** Short problem **
Please quote the lines of the records, starting from their beginning and going on through the line that contains "The vehicle 1 is at (182, 408).", with both ends included.
** START Data **
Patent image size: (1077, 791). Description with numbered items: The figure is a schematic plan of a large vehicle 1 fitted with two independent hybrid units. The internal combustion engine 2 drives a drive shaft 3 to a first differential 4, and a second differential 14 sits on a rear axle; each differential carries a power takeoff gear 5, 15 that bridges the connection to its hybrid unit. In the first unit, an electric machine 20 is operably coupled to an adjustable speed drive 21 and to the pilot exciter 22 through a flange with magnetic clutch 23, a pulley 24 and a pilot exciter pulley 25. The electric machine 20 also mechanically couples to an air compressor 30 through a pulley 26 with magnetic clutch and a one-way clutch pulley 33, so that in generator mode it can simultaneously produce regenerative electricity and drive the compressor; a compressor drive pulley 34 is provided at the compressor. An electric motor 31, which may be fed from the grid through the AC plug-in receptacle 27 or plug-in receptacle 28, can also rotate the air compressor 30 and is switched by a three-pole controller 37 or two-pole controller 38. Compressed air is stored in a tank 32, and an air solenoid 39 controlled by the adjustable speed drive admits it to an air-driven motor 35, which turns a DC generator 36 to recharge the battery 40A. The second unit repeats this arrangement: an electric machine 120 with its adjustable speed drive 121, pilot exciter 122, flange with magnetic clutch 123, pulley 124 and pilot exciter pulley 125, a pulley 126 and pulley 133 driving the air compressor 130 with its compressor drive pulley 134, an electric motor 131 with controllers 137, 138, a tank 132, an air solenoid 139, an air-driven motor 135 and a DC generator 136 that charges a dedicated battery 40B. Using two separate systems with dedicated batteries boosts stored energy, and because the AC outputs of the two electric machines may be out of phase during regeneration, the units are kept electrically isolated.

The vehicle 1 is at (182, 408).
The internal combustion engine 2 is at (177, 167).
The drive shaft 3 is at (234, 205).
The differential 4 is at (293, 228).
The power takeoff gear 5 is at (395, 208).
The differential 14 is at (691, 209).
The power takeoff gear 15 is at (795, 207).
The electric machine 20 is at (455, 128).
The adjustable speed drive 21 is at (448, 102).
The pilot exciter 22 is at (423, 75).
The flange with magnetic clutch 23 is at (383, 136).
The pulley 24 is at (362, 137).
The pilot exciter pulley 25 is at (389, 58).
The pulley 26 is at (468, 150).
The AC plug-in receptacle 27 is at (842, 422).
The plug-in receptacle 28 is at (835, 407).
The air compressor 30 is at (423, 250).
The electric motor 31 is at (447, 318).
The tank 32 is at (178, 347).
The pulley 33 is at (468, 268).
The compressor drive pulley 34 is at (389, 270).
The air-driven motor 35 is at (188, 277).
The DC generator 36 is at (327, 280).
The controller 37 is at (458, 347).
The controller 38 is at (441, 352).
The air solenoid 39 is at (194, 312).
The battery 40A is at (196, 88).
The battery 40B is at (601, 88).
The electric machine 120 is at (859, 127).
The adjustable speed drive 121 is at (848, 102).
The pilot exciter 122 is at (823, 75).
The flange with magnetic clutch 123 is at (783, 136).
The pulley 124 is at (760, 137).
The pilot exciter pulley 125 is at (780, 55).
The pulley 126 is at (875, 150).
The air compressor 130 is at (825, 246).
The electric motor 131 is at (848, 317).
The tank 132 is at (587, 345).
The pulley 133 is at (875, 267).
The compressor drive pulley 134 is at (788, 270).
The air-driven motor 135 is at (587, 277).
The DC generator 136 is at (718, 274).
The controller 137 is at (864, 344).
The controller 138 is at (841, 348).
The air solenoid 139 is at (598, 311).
** END Data **
** Solution to this task **
Patent image size: (1077, 791). Description with numbered items: The figure is a schematic plan of a large vehicle 1 fitted with two independent hybrid units. The internal combustion engine 2 drives a drive shaft 3 to a first differential 4, and a second differential 14 sits on a rear axle; each differential carries a power takeoff gear 5, 15 that bridges the connection to its hybrid unit. In the first unit, an electric machine 20 is operably coupled to an adjustable speed drive 21 and to the pilot exciter 22 through a flange with magnetic clutch 23, a pulley 24 and a pilot exciter pulley 25. The electric machine 20 also mechanically couples to an air compressor 30 through a pulley 26 with magnetic clutch and a one-way clutch pulley 33, so that in generator mode it can simultaneously produce regenerative electricity and drive the compressor; a compressor drive pulley 34 is provided at the compressor. An electric motor 31, which may be fed from the grid through the AC plug-in receptacle 27 or plug-in receptacle 28, can also rotate the air compressor 30 and is switched by a three-pole controller 37 or two-pole controller 38. Compressed air is stored in a tank 32, and an air solenoid 39 controlled by the adjustable speed drive admits it to an air-driven motor 35, which turns a DC generator 36 to recharge the battery 40A. The second unit repeats this arrangement: an electric machine 120 with its adjustable speed drive 121, pilot exciter 122, flange with magnetic clutch 123, pulley 124 and pilot exciter pulley 125, a pulley 126 and pulley 133 driving the air compressor 130 with its compressor drive pulley 134, an electric motor 131 with controllers 137, 138, a tank 132, an air solenoid 139, an air-driven motor 135 and a DC generator 136 that charges a dedicated battery 40B. Using two separate systems with dedicated batteries boosts stored energy, and because the AC outputs of the two electric machines may be out of phase during regeneration, the units are kept electrically isolated.

The vehicle 1 is at (182, 408).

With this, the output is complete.